Request
Identify every line in the records below that contains the word "civilian", and reproduce each one.

━━ Materials provided ━━

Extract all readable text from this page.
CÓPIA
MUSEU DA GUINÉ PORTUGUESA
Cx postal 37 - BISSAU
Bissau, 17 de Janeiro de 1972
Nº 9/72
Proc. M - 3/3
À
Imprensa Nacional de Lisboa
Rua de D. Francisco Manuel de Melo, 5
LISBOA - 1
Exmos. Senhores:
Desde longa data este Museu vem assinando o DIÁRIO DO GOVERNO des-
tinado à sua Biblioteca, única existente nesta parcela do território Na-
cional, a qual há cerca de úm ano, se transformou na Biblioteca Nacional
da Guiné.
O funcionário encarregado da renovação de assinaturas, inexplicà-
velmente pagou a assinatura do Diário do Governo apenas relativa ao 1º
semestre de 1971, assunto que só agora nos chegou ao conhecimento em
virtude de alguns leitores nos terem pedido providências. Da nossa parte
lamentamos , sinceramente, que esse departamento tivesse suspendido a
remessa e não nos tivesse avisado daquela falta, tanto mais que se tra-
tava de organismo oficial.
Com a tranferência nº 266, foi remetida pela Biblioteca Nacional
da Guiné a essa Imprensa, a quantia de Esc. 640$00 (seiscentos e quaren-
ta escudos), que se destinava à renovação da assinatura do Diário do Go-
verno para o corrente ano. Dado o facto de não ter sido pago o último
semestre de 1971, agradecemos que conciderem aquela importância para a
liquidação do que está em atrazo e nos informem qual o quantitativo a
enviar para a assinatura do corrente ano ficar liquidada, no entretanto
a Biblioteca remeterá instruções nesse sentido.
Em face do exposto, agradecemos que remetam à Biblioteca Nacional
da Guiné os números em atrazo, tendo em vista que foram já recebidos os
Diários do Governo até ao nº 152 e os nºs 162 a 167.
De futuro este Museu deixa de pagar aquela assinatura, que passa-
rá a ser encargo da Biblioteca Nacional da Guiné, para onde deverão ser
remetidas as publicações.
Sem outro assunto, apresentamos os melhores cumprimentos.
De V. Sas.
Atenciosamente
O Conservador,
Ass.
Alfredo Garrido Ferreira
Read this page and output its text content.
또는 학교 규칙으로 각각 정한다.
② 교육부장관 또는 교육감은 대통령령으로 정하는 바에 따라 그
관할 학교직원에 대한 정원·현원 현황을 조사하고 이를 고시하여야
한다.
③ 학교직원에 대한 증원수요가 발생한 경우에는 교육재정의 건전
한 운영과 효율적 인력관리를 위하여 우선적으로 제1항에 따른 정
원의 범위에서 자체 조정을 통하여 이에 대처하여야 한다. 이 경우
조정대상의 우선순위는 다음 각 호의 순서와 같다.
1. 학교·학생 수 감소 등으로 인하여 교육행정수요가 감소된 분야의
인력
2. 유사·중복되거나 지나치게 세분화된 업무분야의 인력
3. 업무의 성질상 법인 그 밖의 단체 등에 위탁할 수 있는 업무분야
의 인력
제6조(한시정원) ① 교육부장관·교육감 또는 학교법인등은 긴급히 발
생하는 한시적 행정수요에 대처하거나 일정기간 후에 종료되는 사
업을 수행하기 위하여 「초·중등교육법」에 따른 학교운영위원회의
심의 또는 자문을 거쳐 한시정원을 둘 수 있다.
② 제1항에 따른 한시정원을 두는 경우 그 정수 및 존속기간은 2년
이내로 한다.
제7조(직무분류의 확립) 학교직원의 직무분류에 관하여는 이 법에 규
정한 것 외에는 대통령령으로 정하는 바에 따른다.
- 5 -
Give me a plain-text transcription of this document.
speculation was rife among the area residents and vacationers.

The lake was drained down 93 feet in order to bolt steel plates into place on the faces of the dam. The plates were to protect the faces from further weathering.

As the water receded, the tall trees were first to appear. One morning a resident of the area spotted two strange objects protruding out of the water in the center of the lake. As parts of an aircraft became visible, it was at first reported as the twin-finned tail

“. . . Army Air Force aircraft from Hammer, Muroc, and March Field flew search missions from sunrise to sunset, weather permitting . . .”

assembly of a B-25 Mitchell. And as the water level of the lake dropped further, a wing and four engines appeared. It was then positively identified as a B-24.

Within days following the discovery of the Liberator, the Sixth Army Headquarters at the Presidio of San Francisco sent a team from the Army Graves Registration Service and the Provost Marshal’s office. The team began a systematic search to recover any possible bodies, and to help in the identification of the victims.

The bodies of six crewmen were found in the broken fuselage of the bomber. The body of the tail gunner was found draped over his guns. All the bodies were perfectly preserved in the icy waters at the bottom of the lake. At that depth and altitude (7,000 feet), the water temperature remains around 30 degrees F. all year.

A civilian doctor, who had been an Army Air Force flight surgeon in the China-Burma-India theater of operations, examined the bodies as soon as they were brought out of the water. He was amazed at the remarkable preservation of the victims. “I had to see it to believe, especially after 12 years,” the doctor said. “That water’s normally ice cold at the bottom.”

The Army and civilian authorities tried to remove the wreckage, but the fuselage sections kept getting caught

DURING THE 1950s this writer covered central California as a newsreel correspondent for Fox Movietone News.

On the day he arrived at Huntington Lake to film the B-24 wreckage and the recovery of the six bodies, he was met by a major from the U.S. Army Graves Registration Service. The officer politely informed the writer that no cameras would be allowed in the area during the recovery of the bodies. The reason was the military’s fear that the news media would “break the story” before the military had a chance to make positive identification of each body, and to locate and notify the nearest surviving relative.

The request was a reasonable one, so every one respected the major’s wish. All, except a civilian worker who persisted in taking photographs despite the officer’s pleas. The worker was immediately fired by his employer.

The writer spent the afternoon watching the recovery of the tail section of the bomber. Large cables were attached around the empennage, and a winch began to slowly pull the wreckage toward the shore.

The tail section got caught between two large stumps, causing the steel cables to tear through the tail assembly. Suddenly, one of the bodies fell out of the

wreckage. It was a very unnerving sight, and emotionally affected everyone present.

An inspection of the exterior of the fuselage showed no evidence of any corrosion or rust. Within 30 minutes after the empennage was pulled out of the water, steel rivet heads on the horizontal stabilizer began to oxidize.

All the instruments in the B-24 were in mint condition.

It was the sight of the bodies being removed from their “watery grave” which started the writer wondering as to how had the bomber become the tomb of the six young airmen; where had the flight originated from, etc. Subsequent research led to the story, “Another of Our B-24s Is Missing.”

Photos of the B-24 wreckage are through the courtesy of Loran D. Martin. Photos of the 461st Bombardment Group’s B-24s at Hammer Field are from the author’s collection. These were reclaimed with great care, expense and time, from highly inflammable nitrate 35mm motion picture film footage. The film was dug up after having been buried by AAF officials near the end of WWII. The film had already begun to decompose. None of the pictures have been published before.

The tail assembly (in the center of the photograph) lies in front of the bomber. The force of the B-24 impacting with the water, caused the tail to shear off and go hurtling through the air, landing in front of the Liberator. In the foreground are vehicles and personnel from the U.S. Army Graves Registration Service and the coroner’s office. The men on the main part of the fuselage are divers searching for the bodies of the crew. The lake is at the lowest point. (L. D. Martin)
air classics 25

━━━

Expected answer
A civilian doctor, who had been an Army Air Force flight surgeon in the China-Burma-India theater of operations, examined the bodies as soon as they were brought out of the water. He was amazed at the remarkable preservation of the victims. “I had to see it to believe, especially after 12 years,” the doctor said. “That water’s normally ice cold at the bottom.”
The Army and civilian authorities tried to remove the wreckage, but the fuselage sections kept getting caught
The request was a reasonable one, so every one respected the major’s wish. All, except a civilian worker who persisted in taking photographs despite the officer’s pleas. The worker was immediately fired by his employer.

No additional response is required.